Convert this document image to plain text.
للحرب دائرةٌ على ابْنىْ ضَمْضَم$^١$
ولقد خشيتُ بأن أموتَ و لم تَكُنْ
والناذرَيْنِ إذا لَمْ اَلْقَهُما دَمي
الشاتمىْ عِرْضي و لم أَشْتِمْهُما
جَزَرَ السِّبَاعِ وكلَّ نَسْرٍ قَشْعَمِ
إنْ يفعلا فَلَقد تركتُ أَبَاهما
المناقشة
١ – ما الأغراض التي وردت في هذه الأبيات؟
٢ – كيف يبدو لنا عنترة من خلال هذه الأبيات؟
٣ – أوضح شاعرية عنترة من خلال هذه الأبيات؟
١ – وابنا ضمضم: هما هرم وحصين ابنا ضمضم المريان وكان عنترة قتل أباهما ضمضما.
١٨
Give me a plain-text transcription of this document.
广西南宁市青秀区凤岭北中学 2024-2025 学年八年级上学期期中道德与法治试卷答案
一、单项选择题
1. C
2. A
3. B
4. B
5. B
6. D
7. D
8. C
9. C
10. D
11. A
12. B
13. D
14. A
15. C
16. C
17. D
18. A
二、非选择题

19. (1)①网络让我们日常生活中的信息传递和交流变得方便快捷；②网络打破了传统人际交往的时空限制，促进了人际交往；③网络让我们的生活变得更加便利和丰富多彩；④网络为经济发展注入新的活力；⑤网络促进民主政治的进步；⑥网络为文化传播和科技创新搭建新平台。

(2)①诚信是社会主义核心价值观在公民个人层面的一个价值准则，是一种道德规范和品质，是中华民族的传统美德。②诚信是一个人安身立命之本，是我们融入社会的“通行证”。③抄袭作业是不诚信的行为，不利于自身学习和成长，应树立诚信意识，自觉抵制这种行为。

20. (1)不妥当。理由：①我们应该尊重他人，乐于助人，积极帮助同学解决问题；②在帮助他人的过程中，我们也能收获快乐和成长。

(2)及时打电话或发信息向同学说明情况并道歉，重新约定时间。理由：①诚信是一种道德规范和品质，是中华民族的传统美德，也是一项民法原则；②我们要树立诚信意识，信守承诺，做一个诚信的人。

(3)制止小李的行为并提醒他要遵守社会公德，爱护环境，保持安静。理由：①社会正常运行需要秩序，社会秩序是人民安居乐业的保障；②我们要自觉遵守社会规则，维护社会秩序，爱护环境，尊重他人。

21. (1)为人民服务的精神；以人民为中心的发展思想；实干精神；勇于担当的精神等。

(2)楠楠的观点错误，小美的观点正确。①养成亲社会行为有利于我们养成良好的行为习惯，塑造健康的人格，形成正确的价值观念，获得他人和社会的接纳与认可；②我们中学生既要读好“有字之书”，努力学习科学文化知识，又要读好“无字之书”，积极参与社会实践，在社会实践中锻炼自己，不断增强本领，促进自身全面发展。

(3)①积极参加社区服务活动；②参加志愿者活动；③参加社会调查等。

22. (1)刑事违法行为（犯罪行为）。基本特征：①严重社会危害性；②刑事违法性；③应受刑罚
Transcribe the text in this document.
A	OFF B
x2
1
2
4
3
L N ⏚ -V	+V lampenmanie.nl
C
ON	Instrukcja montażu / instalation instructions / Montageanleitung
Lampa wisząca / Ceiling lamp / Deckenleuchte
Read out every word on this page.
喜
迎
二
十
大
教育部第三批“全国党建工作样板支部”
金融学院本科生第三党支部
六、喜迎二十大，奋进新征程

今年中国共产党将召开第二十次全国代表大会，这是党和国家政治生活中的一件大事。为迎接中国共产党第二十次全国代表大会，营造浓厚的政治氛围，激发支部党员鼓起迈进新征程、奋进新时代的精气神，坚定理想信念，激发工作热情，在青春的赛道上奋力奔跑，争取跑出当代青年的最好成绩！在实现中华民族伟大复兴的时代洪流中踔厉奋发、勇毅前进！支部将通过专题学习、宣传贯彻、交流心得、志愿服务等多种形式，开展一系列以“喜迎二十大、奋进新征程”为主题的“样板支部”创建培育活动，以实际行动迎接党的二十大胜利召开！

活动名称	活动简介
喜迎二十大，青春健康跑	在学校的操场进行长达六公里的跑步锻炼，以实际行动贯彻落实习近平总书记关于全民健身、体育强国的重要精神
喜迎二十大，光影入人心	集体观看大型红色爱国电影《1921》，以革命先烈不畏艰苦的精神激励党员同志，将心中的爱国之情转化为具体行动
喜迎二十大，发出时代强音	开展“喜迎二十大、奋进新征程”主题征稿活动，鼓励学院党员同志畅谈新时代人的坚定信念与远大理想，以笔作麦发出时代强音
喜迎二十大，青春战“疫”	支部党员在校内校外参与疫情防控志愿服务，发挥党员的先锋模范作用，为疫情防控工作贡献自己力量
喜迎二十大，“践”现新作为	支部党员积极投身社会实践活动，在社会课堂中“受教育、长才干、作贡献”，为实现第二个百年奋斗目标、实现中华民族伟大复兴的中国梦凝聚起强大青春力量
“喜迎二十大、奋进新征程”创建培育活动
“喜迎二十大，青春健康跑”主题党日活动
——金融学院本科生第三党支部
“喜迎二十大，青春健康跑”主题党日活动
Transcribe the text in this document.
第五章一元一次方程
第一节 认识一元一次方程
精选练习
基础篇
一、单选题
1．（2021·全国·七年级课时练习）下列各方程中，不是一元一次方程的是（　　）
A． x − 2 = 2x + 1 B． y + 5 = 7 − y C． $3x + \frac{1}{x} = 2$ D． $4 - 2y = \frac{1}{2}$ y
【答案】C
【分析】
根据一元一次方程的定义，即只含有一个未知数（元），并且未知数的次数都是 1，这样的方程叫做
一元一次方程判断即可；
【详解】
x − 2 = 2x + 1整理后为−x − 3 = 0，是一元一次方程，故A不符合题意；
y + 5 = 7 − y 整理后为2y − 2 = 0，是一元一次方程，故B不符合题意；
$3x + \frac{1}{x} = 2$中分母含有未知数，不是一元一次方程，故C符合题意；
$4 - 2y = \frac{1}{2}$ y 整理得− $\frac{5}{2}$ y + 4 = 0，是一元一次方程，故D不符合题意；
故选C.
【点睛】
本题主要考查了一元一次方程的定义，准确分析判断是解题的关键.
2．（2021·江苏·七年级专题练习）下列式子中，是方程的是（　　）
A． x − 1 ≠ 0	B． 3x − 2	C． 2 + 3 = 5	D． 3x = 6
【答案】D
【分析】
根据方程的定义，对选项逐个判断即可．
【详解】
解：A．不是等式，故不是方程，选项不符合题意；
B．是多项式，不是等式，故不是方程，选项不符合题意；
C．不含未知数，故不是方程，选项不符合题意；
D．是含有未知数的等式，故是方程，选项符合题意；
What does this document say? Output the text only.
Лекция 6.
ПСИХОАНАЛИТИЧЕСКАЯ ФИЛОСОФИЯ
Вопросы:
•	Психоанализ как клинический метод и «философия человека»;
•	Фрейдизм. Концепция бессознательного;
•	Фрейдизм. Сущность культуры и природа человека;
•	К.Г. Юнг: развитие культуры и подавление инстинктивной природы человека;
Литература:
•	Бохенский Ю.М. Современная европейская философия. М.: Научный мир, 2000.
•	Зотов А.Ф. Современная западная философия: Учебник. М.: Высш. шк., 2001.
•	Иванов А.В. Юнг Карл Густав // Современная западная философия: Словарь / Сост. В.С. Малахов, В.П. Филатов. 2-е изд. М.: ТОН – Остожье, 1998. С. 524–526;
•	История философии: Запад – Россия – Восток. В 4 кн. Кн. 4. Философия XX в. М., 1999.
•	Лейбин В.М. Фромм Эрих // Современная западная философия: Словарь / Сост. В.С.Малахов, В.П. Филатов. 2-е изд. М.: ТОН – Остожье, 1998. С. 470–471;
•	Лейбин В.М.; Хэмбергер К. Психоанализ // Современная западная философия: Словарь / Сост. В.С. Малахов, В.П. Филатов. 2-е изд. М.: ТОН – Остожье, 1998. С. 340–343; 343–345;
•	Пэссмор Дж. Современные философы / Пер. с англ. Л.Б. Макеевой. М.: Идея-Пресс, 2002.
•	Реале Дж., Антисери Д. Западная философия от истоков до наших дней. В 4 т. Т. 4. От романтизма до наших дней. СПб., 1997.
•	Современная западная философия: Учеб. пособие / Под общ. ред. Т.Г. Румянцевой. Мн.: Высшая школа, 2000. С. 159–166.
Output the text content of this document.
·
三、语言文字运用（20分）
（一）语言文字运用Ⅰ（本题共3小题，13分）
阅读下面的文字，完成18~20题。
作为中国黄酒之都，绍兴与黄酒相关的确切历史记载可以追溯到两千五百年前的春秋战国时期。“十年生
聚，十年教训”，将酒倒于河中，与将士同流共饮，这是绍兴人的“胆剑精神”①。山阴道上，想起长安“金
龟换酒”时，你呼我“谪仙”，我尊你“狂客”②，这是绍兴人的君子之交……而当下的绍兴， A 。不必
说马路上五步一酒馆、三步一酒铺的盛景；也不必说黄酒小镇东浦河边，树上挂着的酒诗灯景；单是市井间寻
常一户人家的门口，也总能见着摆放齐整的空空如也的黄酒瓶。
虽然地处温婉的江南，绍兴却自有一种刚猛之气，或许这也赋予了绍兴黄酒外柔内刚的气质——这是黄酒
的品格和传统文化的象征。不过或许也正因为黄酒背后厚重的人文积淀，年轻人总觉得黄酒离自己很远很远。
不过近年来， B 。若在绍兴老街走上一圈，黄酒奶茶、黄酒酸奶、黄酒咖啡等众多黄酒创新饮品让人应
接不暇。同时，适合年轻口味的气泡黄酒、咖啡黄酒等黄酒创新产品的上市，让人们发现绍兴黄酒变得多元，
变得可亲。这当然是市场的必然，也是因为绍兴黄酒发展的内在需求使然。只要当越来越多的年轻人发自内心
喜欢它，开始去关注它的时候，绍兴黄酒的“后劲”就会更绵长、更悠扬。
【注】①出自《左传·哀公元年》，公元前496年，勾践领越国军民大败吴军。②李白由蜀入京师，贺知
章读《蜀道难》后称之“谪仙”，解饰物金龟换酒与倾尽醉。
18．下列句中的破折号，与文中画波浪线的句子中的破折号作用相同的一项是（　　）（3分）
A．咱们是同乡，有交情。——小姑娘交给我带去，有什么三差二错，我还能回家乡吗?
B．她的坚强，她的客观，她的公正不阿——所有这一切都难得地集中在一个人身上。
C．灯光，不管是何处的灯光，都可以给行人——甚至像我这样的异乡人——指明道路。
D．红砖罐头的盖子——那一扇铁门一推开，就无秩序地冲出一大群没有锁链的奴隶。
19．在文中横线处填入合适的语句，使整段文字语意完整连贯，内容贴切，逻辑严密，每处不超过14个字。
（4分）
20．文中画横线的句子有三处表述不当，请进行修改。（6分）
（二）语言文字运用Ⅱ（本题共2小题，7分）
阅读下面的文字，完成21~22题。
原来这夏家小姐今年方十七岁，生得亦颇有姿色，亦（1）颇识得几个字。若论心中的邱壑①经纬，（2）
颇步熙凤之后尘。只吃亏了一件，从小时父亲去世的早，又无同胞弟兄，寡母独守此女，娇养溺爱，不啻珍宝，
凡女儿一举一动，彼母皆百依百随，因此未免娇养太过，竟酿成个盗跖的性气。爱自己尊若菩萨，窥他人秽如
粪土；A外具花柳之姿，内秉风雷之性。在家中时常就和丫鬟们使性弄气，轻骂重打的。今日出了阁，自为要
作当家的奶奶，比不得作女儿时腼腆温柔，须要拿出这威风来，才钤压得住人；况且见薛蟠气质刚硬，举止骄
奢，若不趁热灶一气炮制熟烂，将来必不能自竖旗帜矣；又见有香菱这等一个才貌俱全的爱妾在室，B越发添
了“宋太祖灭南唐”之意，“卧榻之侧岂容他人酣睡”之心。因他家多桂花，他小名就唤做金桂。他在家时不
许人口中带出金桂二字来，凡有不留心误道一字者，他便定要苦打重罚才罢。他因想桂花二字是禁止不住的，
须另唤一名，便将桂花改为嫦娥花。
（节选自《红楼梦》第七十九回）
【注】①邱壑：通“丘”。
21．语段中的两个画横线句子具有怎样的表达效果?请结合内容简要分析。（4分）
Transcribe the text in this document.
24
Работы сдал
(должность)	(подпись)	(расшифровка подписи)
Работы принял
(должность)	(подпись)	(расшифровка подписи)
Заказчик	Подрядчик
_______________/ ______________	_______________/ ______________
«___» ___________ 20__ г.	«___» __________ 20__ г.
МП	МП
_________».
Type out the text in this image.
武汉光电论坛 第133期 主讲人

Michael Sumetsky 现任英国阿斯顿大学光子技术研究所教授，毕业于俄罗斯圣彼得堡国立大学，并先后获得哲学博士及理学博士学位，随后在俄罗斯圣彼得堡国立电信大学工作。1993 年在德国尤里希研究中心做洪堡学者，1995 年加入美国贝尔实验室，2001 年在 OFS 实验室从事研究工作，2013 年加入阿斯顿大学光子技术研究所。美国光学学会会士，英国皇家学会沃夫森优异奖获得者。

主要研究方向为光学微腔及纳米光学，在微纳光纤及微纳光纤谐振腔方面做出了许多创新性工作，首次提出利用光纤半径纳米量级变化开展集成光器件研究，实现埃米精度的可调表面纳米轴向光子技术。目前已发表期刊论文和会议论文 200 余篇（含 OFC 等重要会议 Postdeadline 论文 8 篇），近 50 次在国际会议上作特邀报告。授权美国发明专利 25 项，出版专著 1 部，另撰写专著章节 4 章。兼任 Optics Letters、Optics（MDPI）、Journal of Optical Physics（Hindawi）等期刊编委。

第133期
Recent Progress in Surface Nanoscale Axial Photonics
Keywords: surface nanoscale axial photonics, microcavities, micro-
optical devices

========================================

What to produce:
Find the line containing "Type out the text in this image.". Reproduce it exactly, along with every line after it through the last.

Output below:
Type out the text in this image.
武汉光电论坛 第133期 主讲人

Michael Sumetsky 现任英国阿斯顿大学光子技术研究所教授，毕业于俄罗斯圣彼得堡国立大学，并先后获得哲学博士及理学博士学位，随后在俄罗斯圣彼得堡国立电信大学工作。1993 年在德国尤里希研究中心做洪堡学者，1995 年加入美国贝尔实验室，2001 年在 OFS 实验室从事研究工作，2013 年加入阿斯顿大学光子技术研究所。美国光学学会会士，英国皇家学会沃夫森优异奖获得者。

主要研究方向为光学微腔及纳米光学，在微纳光纤及微纳光纤谐振腔方面做出了许多创新性工作，首次提出利用光纤半径纳米量级变化开展集成光器件研究，实现埃米精度的可调表面纳米轴向光子技术。目前已发表期刊论文和会议论文 200 余篇（含 OFC 等重要会议 Postdeadline 论文 8 篇），近 50 次在国际会议上作特邀报告。授权美国发明专利 25 项，出版专著 1 部，另撰写专著章节 4 章。兼任 Optics Letters、Optics（MDPI）、Journal of Optical Physics（Hindawi）等期刊编委。

第133期
Recent Progress in Surface Nanoscale Axial Photonics
Keywords: surface nanoscale axial photonics, microcavities, micro-
optical devices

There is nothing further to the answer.